▶ **GIVEN TASK**: Every record below should be printed exactly as it appears.

---------- MATERIAL FOR THIS EXERCISE ----------

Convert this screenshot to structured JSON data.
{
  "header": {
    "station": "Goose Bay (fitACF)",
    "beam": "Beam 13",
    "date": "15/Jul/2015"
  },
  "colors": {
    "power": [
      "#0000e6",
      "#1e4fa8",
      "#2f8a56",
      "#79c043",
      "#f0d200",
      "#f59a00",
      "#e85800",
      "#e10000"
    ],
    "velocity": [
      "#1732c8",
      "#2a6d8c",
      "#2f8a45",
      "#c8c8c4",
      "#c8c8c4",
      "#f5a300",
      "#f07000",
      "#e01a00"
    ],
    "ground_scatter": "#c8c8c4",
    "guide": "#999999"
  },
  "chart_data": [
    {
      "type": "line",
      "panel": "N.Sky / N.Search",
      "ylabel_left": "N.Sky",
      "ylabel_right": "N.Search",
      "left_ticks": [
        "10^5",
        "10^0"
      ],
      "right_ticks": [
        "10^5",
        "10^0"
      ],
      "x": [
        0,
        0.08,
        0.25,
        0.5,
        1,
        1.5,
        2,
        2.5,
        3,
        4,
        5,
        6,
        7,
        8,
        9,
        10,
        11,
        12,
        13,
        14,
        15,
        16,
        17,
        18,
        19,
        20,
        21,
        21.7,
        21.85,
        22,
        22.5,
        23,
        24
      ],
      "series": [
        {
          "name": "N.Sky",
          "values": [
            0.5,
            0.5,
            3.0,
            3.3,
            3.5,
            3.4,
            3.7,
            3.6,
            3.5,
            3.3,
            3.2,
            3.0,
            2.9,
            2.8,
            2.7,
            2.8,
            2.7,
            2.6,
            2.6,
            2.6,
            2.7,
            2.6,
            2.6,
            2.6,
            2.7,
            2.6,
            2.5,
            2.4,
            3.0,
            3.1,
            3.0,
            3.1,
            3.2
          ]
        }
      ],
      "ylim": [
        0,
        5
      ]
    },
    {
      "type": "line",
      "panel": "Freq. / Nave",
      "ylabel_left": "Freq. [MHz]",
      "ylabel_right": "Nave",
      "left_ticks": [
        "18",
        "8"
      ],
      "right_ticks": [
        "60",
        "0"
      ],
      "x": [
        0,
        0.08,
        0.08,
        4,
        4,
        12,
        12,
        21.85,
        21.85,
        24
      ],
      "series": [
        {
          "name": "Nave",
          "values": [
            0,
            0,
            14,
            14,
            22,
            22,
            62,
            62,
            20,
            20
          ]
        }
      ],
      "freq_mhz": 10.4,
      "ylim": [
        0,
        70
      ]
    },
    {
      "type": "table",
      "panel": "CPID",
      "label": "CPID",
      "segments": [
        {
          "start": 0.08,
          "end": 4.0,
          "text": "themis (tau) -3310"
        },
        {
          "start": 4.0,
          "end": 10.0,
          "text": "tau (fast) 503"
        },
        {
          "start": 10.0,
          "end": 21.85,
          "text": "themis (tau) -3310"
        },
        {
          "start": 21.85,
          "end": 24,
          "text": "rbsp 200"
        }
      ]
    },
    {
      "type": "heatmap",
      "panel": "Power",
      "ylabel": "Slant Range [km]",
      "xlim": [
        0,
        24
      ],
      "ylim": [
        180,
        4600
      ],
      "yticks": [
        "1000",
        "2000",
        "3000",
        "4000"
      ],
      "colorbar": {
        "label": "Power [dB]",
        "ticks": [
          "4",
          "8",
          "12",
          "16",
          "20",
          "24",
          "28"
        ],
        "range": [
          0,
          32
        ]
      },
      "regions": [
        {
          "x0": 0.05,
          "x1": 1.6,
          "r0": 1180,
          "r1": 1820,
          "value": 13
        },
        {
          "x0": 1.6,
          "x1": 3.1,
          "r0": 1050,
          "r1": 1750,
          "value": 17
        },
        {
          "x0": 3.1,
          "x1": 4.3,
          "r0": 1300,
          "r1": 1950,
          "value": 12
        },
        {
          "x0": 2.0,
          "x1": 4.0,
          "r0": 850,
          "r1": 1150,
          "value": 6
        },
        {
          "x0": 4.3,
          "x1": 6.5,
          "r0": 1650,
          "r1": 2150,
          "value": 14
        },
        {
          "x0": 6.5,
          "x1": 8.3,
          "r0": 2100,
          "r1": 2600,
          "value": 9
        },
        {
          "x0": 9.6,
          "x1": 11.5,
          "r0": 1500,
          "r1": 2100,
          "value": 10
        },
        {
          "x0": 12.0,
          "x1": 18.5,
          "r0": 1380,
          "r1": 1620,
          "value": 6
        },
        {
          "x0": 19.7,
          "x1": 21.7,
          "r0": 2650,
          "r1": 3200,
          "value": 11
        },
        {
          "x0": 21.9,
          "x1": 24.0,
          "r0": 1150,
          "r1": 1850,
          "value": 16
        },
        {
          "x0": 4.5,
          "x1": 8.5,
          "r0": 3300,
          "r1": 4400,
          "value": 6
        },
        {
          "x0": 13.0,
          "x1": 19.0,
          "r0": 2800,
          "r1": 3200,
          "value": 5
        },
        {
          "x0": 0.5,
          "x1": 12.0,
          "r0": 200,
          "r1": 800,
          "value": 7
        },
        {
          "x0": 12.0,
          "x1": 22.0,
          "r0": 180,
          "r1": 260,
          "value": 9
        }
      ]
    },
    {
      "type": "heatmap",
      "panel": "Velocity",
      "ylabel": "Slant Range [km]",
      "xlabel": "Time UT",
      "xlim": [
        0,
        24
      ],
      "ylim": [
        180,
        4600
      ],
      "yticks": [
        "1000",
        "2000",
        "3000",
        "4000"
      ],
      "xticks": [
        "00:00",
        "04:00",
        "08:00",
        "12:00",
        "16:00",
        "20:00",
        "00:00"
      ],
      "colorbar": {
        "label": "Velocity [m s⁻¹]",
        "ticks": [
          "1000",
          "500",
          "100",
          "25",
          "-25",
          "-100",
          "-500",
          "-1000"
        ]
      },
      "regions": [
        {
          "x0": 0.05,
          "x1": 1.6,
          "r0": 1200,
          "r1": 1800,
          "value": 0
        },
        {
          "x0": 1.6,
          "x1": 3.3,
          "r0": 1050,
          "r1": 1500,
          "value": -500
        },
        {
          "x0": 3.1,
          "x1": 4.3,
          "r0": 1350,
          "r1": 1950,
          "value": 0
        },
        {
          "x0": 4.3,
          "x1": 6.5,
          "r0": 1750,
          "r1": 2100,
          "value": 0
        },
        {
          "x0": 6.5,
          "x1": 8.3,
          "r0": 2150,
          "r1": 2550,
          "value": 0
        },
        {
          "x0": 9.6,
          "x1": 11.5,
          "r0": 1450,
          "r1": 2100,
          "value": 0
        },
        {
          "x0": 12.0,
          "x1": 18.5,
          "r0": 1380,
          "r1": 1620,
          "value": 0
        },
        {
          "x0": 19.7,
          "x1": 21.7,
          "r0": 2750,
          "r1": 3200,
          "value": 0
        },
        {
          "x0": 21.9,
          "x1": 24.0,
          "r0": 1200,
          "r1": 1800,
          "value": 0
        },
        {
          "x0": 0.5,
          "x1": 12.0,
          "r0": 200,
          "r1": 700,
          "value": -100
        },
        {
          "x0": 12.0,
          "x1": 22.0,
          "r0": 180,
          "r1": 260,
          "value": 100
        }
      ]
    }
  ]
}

----------

▶ **WRITTEN RESPONSE**:
Convert this screenshot to structured JSON data.
{
  "header": {
    "station": "Goose Bay (fitACF)",
    "beam": "Beam 13",
    "date": "15/Jul/2015"
  },
  "colors": {
    "power": [
      "#0000e6",
      "#1e4fa8",
      "#2f8a56",
      "#79c043",
      "#f0d200",
      "#f59a00",
      "#e85800",
      "#e10000"
    ],
    "velocity": [
      "#1732c8",
      "#2a6d8c",
      "#2f8a45",
      "#c8c8c4",
      "#c8c8c4",
      "#f5a300",
      "#f07000",
      "#e01a00"
    ],
    "ground_scatter": "#c8c8c4",
    "guide": "#999999"
  },
  "chart_data": [
    {
      "type": "line",
      "panel": "N.Sky / N.Search",
      "ylabel_left": "N.Sky",
      "ylabel_right": "N.Search",
      "left_ticks": [
        "10^5",
        "10^0"
      ],
      "right_ticks": [
        "10^5",
        "10^0"
      ],
      "x": [
        0,
        0.08,
        0.25,
        0.5,
        1,
        1.5,
        2,
        2.5,
        3,
        4,
        5,
        6,
        7,
        8,
        9,
        10,
        11,
        12,
        13,
        14,
        15,
        16,
        17,
        18,
        19,
        20,
        21,
        21.7,
        21.85,
        22,
        22.5,
        23,
        24
      ],
      "series": [
        {
          "name": "N.Sky",
          "values": [
            0.5,
            0.5,
            3.0,
            3.3,
            3.5,
            3.4,
            3.7,
            3.6,
            3.5,
            3.3,
            3.2,
            3.0,
            2.9,
            2.8,
            2.7,
            2.8,
            2.7,
            2.6,
            2.6,
            2.6,
            2.7,
            2.6,
            2.6,
            2.6,
            2.7,
            2.6,
            2.5,
            2.4,
            3.0,
            3.1,
            3.0,
            3.1,
            3.2
          ]
        }
      ],
      "ylim": [
        0,
        5
      ]
    },
    {
      "type": "line",
      "panel": "Freq. / Nave",
      "ylabel_left": "Freq. [MHz]",
      "ylabel_right": "Nave",
      "left_ticks": [
        "18",
        "8"
      ],
      "right_ticks": [
        "60",
        "0"
      ],
      "x": [
        0,
        0.08,
        0.08,
        4,
        4,
        12,
        12,
        21.85,
        21.85,
        24
      ],
      "series": [
        {
          "name": "Nave",
          "values": [
            0,
            0,
            14,
            14,
            22,
            22,
            62,
            62,
            20,
            20
          ]
        }
      ],
      "freq_mhz": 10.4,
      "ylim": [
        0,
        70
      ]
    },
    {
      "type": "table",
      "panel": "CPID",
      "label": "CPID",
      "segments": [
        {
          "start": 0.08,
          "end": 4.0,
          "text": "themis (tau) -3310"
        },
        {
          "start": 4.0,
          "end": 10.0,
          "text": "tau (fast) 503"
        },
        {
          "start": 10.0,
          "end": 21.85,
          "text": "themis (tau) -3310"
        },
        {
          "start": 21.85,
          "end": 24,
          "text": "rbsp 200"
        }
      ]
    },
    {
      "type": "heatmap",
      "panel": "Power",
      "ylabel": "Slant Range [km]",
      "xlim": [
        0,
        24
      ],
      "ylim": [
        180,
        4600
      ],
      "yticks": [
        "1000",
        "2000",
        "3000",
        "4000"
      ],
      "colorbar": {
        "label": "Power [dB]",
        "ticks": [
          "4",
          "8",
          "12",
          "16",
          "20",
          "24",
          "28"
        ],
        "range": [
          0,
          32
        ]
      },
      "regions": [
        {
          "x0": 0.05,
          "x1": 1.6,
          "r0": 1180,
          "r1": 1820,
          "value": 13
        },
        {
          "x0": 1.6,
          "x1": 3.1,
          "r0": 1050,
          "r1": 1750,
          "value": 17
        },
        {
          "x0": 3.1,
          "x1": 4.3,
          "r0": 1300,
          "r1": 1950,
          "value": 12
        },
        {
          "x0": 2.0,
          "x1": 4.0,
          "r0": 850,
          "r1": 1150,
          "value": 6
        },
        {
          "x0": 4.3,
          "x1": 6.5,
          "r0": 1650,
          "r1": 2150,
          "value": 14
        },
        {
          "x0": 6.5,
          "x1": 8.3,
          "r0": 2100,
          "r1": 2600,
          "value": 9
        },
        {
          "x0": 9.6,
          "x1": 11.5,
          "r0": 1500,
          "r1": 2100,
          "value": 10
        },
        {
          "x0": 12.0,
          "x1": 18.5,
          "r0": 1380,
          "r1": 1620,
          "value": 6
        },
        {
          "x0": 19.7,
          "x1": 21.7,
          "r0": 2650,
          "r1": 3200,
          "value": 11
        },
        {
          "x0": 21.9,
          "x1": 24.0,
          "r0": 1150,
          "r1": 1850,
          "value": 16
        },
        {
          "x0": 4.5,
          "x1": 8.5,
          "r0": 3300,
          "r1": 4400,
          "value": 6
        },
        {
          "x0": 13.0,
          "x1": 19.0,
          "r0": 2800,
          "r1": 3200,
          "value": 5
        },
        {
          "x0": 0.5,
          "x1": 12.0,
          "r0": 200,
          "r1": 800,
          "value": 7
        },
        {
          "x0": 12.0,
          "x1": 22.0,
          "r0": 180,
          "r1": 260,
          "value": 9
        }
      ]
    },
    {
      "type": "heatmap",
      "panel": "Velocity",
      "ylabel": "Slant Range [km]",
      "xlabel": "Time UT",
      "xlim": [
        0,
        24
      ],
      "ylim": [
        180,
        4600
      ],
      "yticks": [
        "1000",
        "2000",
        "3000",
        "4000"
      ],
      "xticks": [
        "00:00",
        "04:00",
        "08:00",
        "12:00",
        "16:00",
        "20:00",
        "00:00"
      ],
      "colorbar": {
        "label": "Velocity [m s⁻¹]",
        "ticks": [
          "1000",
          "500",
          "100",
          "25",
          "-25",
          "-100",
          "-500",
          "-1000"
        ]
      },
      "regions": [
        {
          "x0": 0.05,
          "x1": 1.6,
          "r0": 1200,
          "r1": 1800,
          "value": 0
        },
        {
          "x0": 1.6,
          "x1": 3.3,
          "r0": 1050,
          "r1": 1500,
          "value": -500
        },
        {
          "x0": 3.1,
          "x1": 4.3,
          "r0": 1350,
          "r1": 1950,
          "value": 0
        },
        {
          "x0": 4.3,
          "x1": 6.5,
          "r0": 1750,
          "r1": 2100,
          "value": 0
        },
        {
          "x0": 6.5,
          "x1": 8.3,
          "r0": 2150,
          "r1": 2550,
          "value": 0
        },
        {
          "x0": 9.6,
          "x1": 11.5,
          "r0": 1450,
          "r1": 2100,
          "value": 0
        },
        {
          "x0": 12.0,
          "x1": 18.5,
          "r0": 1380,
          "r1": 1620,
          "value": 0
        },
        {
          "x0": 19.7,
          "x1": 21.7,
          "r0": 2750,
          "r1": 3200,
          "value": 0
        },
        {
          "x0": 21.9,
          "x1": 24.0,
          "r0": 1200,
          "r1": 1800,
          "value": 0
        },
        {
          "x0": 0.5,
          "x1": 12.0,
          "r0": 200,
          "r1": 700,
          "value": -100
        },
        {
          "x0": 12.0,
          "x1": 22.0,
          "r0": 180,
          "r1": 260,
          "value": 100
        }
      ]
    }
  ]
}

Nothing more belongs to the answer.